**Objective**: Print the records below exactly as they appear.

==== Input data

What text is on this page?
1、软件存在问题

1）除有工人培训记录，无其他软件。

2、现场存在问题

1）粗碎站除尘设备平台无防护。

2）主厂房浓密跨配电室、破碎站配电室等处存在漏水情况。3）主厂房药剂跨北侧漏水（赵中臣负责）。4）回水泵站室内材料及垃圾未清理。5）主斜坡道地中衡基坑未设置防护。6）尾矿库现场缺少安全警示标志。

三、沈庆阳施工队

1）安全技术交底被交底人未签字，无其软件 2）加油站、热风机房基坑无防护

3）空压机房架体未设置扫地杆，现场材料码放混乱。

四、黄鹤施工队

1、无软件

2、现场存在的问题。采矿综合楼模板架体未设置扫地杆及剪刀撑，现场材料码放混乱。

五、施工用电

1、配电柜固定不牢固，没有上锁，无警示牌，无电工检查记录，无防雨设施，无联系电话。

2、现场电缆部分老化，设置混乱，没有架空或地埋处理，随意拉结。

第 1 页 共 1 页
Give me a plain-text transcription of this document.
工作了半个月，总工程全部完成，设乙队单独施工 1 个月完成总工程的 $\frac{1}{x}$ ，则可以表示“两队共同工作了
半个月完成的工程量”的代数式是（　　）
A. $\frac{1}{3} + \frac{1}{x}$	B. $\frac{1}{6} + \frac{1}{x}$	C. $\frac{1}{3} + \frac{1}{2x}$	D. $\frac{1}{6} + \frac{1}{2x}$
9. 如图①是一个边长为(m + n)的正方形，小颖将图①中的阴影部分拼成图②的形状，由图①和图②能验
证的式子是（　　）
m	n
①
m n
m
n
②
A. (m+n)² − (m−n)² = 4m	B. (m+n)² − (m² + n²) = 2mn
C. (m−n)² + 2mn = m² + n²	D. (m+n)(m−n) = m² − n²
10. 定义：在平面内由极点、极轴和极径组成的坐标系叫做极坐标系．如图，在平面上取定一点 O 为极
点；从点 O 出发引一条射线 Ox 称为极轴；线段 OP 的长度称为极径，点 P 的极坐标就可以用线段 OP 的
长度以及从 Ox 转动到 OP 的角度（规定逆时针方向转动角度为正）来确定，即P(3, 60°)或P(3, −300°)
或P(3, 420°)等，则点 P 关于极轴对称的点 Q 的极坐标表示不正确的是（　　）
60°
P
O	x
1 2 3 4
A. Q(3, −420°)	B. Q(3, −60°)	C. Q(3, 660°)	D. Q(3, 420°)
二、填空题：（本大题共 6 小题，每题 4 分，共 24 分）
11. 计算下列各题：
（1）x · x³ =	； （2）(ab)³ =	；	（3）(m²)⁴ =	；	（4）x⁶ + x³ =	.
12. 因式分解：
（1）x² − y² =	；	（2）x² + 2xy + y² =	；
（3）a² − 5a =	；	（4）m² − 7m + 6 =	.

========

**Output**:
What text is on this page?
1、软件存在问题

1）除有工人培训记录，无其他软件。

2、现场存在问题

1）粗碎站除尘设备平台无防护。

2）主厂房浓密跨配电室、破碎站配电室等处存在漏水情况。3）主厂房药剂跨北侧漏水（赵中臣负责）。4）回水泵站室内材料及垃圾未清理。5）主斜坡道地中衡基坑未设置防护。6）尾矿库现场缺少安全警示标志。

三、沈庆阳施工队

1）安全技术交底被交底人未签字，无其软件 2）加油站、热风机房基坑无防护

3）空压机房架体未设置扫地杆，现场材料码放混乱。

四、黄鹤施工队

1、无软件

2、现场存在的问题。采矿综合楼模板架体未设置扫地杆及剪刀撑，现场材料码放混乱。

五、施工用电

1、配电柜固定不牢固，没有上锁，无警示牌，无电工检查记录，无防雨设施，无联系电话。

2、现场电缆部分老化，设置混乱，没有架空或地埋处理，随意拉结。

第 1 页 共 1 页
Give me a plain-text transcription of this document.
工作了半个月，总工程全部完成，设乙队单独施工 1 个月完成总工程的 $\frac{1}{x}$ ，则可以表示“两队共同工作了
半个月完成的工程量”的代数式是（　　）
A. $\frac{1}{3} + \frac{1}{x}$	B. $\frac{1}{6} + \frac{1}{x}$	C. $\frac{1}{3} + \frac{1}{2x}$	D. $\frac{1}{6} + \frac{1}{2x}$
9. 如图①是一个边长为(m + n)的正方形，小颖将图①中的阴影部分拼成图②的形状，由图①和图②能验
证的式子是（　　）
m	n
①
m n
m
n
②
A. (m+n)² − (m−n)² = 4m	B. (m+n)² − (m² + n²) = 2mn
C. (m−n)² + 2mn = m² + n²	D. (m+n)(m−n) = m² − n²
10. 定义：在平面内由极点、极轴和极径组成的坐标系叫做极坐标系．如图，在平面上取定一点 O 为极
点；从点 O 出发引一条射线 Ox 称为极轴；线段 OP 的长度称为极径，点 P 的极坐标就可以用线段 OP 的
长度以及从 Ox 转动到 OP 的角度（规定逆时针方向转动角度为正）来确定，即P(3, 60°)或P(3, −300°)
或P(3, 420°)等，则点 P 关于极轴对称的点 Q 的极坐标表示不正确的是（　　）
60°
P
O	x
1 2 3 4
A. Q(3, −420°)	B. Q(3, −60°)	C. Q(3, 660°)	D. Q(3, 420°)
二、填空题：（本大题共 6 小题，每题 4 分，共 24 分）
11. 计算下列各题：
（1）x · x³ =	； （2）(ab)³ =	；	（3）(m²)⁴ =	；	（4）x⁶ + x³ =	.
12. 因式分解：
（1）x² − y² =	；	（2）x² + 2xy + y² =	；
（3）a² − 5a =	；	（4）m² − 7m + 6 =	.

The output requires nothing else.